=== WORK REQUIRED ===
Find each line containing the string "this" and return it.

-------- RECORDS SHOWN --------

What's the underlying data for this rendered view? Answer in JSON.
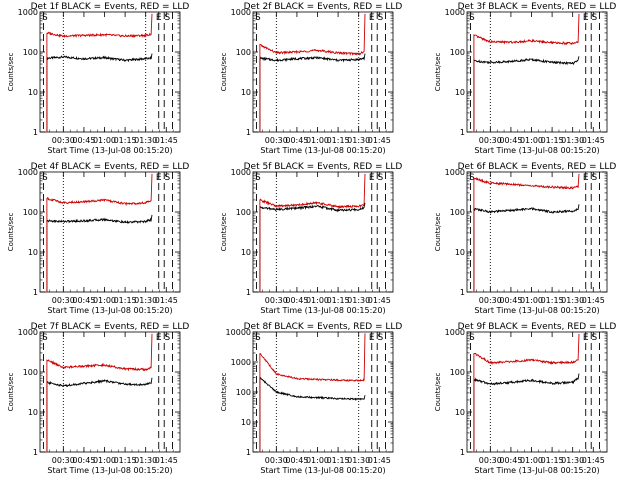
{
  "figure": {
    "background": "#ffffff",
    "axis_color": "#000000",
    "events_color": "#000000",
    "lld_color": "#cc0000"
  },
  "chart_data": [
    {
      "type": "line",
      "title": "Det 1f  BLACK = Events, RED = LLD",
      "ylabel": "Counts/sec",
      "xlabel": "Start Time (13-Jul-08 00:15:20)",
      "x_ticks": [
        "00:30",
        "00:45",
        "01:00",
        "01:15",
        "01:30",
        "01:45"
      ],
      "y_ticks": [
        "1",
        "10",
        "100",
        "1000"
      ],
      "ylim": [
        1,
        1000
      ],
      "yscale": "log",
      "markers": [
        "E",
        "S"
      ],
      "dotted_lines": [
        "00:30",
        "01:30"
      ],
      "series": [
        {
          "name": "Events",
          "color": "#000000",
          "x": [
            "00:18",
            "00:30",
            "00:45",
            "01:00",
            "01:15",
            "01:30",
            "01:34"
          ],
          "values": [
            70,
            75,
            68,
            72,
            62,
            68,
            70
          ]
        },
        {
          "name": "LLD",
          "color": "#cc0000",
          "x": [
            "00:18",
            "00:30",
            "00:45",
            "01:00",
            "01:15",
            "01:30",
            "01:34"
          ],
          "values": [
            300,
            250,
            260,
            270,
            250,
            260,
            280
          ]
        }
      ]
    },
    {
      "type": "line",
      "title": "Det 2f  BLACK = Events, RED = LLD",
      "ylabel": "Counts/sec",
      "xlabel": "Start Time (13-Jul-08 00:15:20)",
      "x_ticks": [
        "00:30",
        "00:45",
        "01:00",
        "01:15",
        "01:30",
        "01:45"
      ],
      "y_ticks": [
        "1",
        "10",
        "100",
        "1000"
      ],
      "ylim": [
        1,
        1000
      ],
      "yscale": "log",
      "markers": [
        "E",
        "S"
      ],
      "dotted_lines": [
        "00:30",
        "01:30"
      ],
      "series": [
        {
          "name": "Events",
          "color": "#000000",
          "x": [
            "00:18",
            "00:30",
            "00:45",
            "01:00",
            "01:15",
            "01:30",
            "01:34"
          ],
          "values": [
            70,
            62,
            68,
            72,
            62,
            65,
            70
          ]
        },
        {
          "name": "LLD",
          "color": "#cc0000",
          "x": [
            "00:18",
            "00:30",
            "00:45",
            "01:00",
            "01:15",
            "01:30",
            "01:34"
          ],
          "values": [
            150,
            95,
            100,
            110,
            95,
            90,
            100
          ]
        }
      ]
    },
    {
      "type": "line",
      "title": "Det 3f  BLACK = Events, RED = LLD",
      "ylabel": "Counts/sec",
      "xlabel": "Start Time (13-Jul-08 00:15:20)",
      "x_ticks": [
        "00:30",
        "00:45",
        "01:00",
        "01:15",
        "01:30",
        "01:45"
      ],
      "y_ticks": [
        "1",
        "10",
        "100",
        "1000"
      ],
      "ylim": [
        1,
        1000
      ],
      "yscale": "log",
      "markers": [
        "E",
        "S"
      ],
      "dotted_lines": [
        "00:30"
      ],
      "series": [
        {
          "name": "Events",
          "color": "#000000",
          "x": [
            "00:18",
            "00:30",
            "00:45",
            "01:00",
            "01:15",
            "01:30",
            "01:34"
          ],
          "values": [
            60,
            55,
            58,
            65,
            55,
            52,
            60
          ]
        },
        {
          "name": "LLD",
          "color": "#cc0000",
          "x": [
            "00:18",
            "00:30",
            "00:45",
            "01:00",
            "01:15",
            "01:30",
            "01:34"
          ],
          "values": [
            260,
            180,
            175,
            190,
            170,
            165,
            180
          ]
        }
      ]
    },
    {
      "type": "line",
      "title": "Det 4f  BLACK = Events, RED = LLD",
      "ylabel": "Counts/sec",
      "xlabel": "Start Time (13-Jul-08 00:15:20)",
      "x_ticks": [
        "00:30",
        "00:45",
        "01:00",
        "01:15",
        "01:30",
        "01:45"
      ],
      "y_ticks": [
        "1",
        "10",
        "100",
        "1000"
      ],
      "ylim": [
        1,
        1000
      ],
      "yscale": "log",
      "markers": [
        "E",
        "S"
      ],
      "dotted_lines": [
        "00:30"
      ],
      "series": [
        {
          "name": "Events",
          "color": "#000000",
          "x": [
            "00:18",
            "00:30",
            "00:45",
            "01:00",
            "01:15",
            "01:30",
            "01:34"
          ],
          "values": [
            60,
            58,
            60,
            65,
            55,
            58,
            65
          ]
        },
        {
          "name": "LLD",
          "color": "#cc0000",
          "x": [
            "00:18",
            "00:30",
            "00:45",
            "01:00",
            "01:15",
            "01:30",
            "01:34"
          ],
          "values": [
            220,
            170,
            180,
            200,
            160,
            170,
            190
          ]
        }
      ]
    },
    {
      "type": "line",
      "title": "Det 5f  BLACK = Events, RED = LLD",
      "ylabel": "Counts/sec",
      "xlabel": "Start Time (13-Jul-08 00:15:20)",
      "x_ticks": [
        "00:30",
        "00:45",
        "01:00",
        "01:15",
        "01:30",
        "01:45"
      ],
      "y_ticks": [
        "1",
        "10",
        "100",
        "1000"
      ],
      "ylim": [
        1,
        1000
      ],
      "yscale": "log",
      "markers": [
        "E",
        "S"
      ],
      "dotted_lines": [
        "00:30"
      ],
      "series": [
        {
          "name": "Events",
          "color": "#000000",
          "x": [
            "00:18",
            "00:30",
            "00:45",
            "01:00",
            "01:15",
            "01:30",
            "01:34"
          ],
          "values": [
            130,
            115,
            125,
            140,
            110,
            115,
            130
          ]
        },
        {
          "name": "LLD",
          "color": "#cc0000",
          "x": [
            "00:18",
            "00:30",
            "00:45",
            "01:00",
            "01:15",
            "01:30",
            "01:34"
          ],
          "values": [
            200,
            140,
            150,
            170,
            135,
            140,
            150
          ]
        }
      ]
    },
    {
      "type": "line",
      "title": "Det 6f  BLACK = Events, RED = LLD",
      "ylabel": "Counts/sec",
      "xlabel": "Start Time (13-Jul-08 00:15:20)",
      "x_ticks": [
        "00:30",
        "00:45",
        "01:00",
        "01:15",
        "01:30",
        "01:45"
      ],
      "y_ticks": [
        "1",
        "10",
        "100",
        "1000"
      ],
      "ylim": [
        1,
        1000
      ],
      "yscale": "log",
      "markers": [
        "E",
        "S"
      ],
      "dotted_lines": [
        "00:30"
      ],
      "series": [
        {
          "name": "Events",
          "color": "#000000",
          "x": [
            "00:18",
            "00:30",
            "00:45",
            "01:00",
            "01:15",
            "01:30",
            "01:34"
          ],
          "values": [
            120,
            100,
            110,
            120,
            100,
            105,
            120
          ]
        },
        {
          "name": "LLD",
          "color": "#cc0000",
          "x": [
            "00:18",
            "00:30",
            "00:45",
            "01:00",
            "01:15",
            "01:30",
            "01:34"
          ],
          "values": [
            700,
            520,
            500,
            450,
            420,
            400,
            430
          ]
        }
      ]
    },
    {
      "type": "line",
      "title": "Det 7f  BLACK = Events, RED = LLD",
      "ylabel": "Counts/sec",
      "xlabel": "Start Time (13-Jul-08 00:15:20)",
      "x_ticks": [
        "00:30",
        "00:45",
        "01:00",
        "01:15",
        "01:30",
        "01:45"
      ],
      "y_ticks": [
        "1",
        "10",
        "100",
        "1000"
      ],
      "ylim": [
        1,
        1000
      ],
      "yscale": "log",
      "markers": [
        "E",
        "S"
      ],
      "dotted_lines": [
        "00:30"
      ],
      "series": [
        {
          "name": "Events",
          "color": "#000000",
          "x": [
            "00:18",
            "00:30",
            "00:45",
            "01:00",
            "01:15",
            "01:30",
            "01:34"
          ],
          "values": [
            55,
            45,
            52,
            60,
            50,
            48,
            55
          ]
        },
        {
          "name": "LLD",
          "color": "#cc0000",
          "x": [
            "00:18",
            "00:30",
            "00:45",
            "01:00",
            "01:15",
            "01:30",
            "01:34"
          ],
          "values": [
            200,
            130,
            140,
            150,
            120,
            115,
            130
          ]
        }
      ]
    },
    {
      "type": "line",
      "title": "Det 8f  BLACK = Events, RED = LLD",
      "ylabel": "Counts/sec",
      "xlabel": "Start Time (13-Jul-08 00:15:20)",
      "x_ticks": [
        "00:30",
        "00:45",
        "01:00",
        "01:15",
        "01:30",
        "01:45"
      ],
      "y_ticks": [
        "1",
        "10",
        "100",
        "1000",
        "10000"
      ],
      "ylim": [
        1,
        10000
      ],
      "yscale": "log",
      "markers": [
        "E",
        "S"
      ],
      "dotted_lines": [
        "00:30",
        "01:30"
      ],
      "series": [
        {
          "name": "Events",
          "color": "#000000",
          "x": [
            "00:18",
            "00:30",
            "00:45",
            "01:00",
            "01:15",
            "01:30",
            "01:34"
          ],
          "values": [
            300,
            100,
            70,
            65,
            60,
            58,
            60
          ]
        },
        {
          "name": "LLD",
          "color": "#cc0000",
          "x": [
            "00:18",
            "00:30",
            "00:45",
            "01:00",
            "01:15",
            "01:30",
            "01:34"
          ],
          "values": [
            2000,
            400,
            280,
            260,
            250,
            240,
            250
          ]
        }
      ]
    },
    {
      "type": "line",
      "title": "Det 9f  BLACK = Events, RED = LLD",
      "ylabel": "Counts/sec",
      "xlabel": "Start Time (13-Jul-08 00:15:20)",
      "x_ticks": [
        "00:30",
        "00:45",
        "01:00",
        "01:15",
        "01:30",
        "01:45"
      ],
      "y_ticks": [
        "1",
        "10",
        "100",
        "1000"
      ],
      "ylim": [
        1,
        1000
      ],
      "yscale": "log",
      "markers": [
        "E",
        "S"
      ],
      "dotted_lines": [
        "00:30"
      ],
      "series": [
        {
          "name": "Events",
          "color": "#000000",
          "x": [
            "00:18",
            "00:30",
            "00:45",
            "01:00",
            "01:15",
            "01:30",
            "01:34"
          ],
          "values": [
            65,
            50,
            55,
            62,
            52,
            55,
            70
          ]
        },
        {
          "name": "LLD",
          "color": "#cc0000",
          "x": [
            "00:18",
            "00:30",
            "00:45",
            "01:00",
            "01:15",
            "01:30",
            "01:34"
          ],
          "values": [
            300,
            170,
            180,
            200,
            170,
            175,
            200
          ]
        }
      ]
    }
  ]
}
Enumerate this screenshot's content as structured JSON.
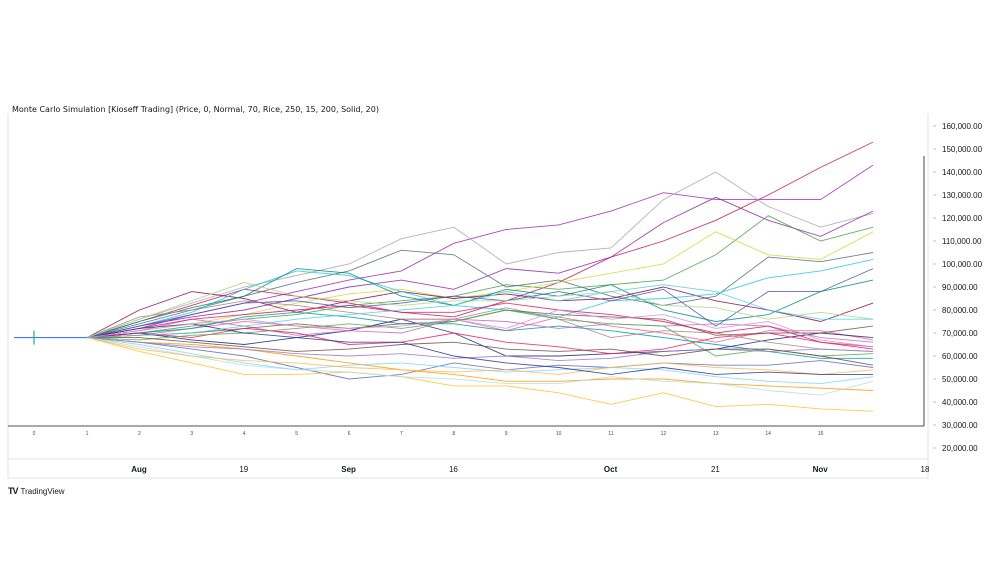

--------

=== TASK RESULT ===
What's the underlying data for this rendered view? Answer in JSON.
Enumerate this screenshot's content as structured JSON.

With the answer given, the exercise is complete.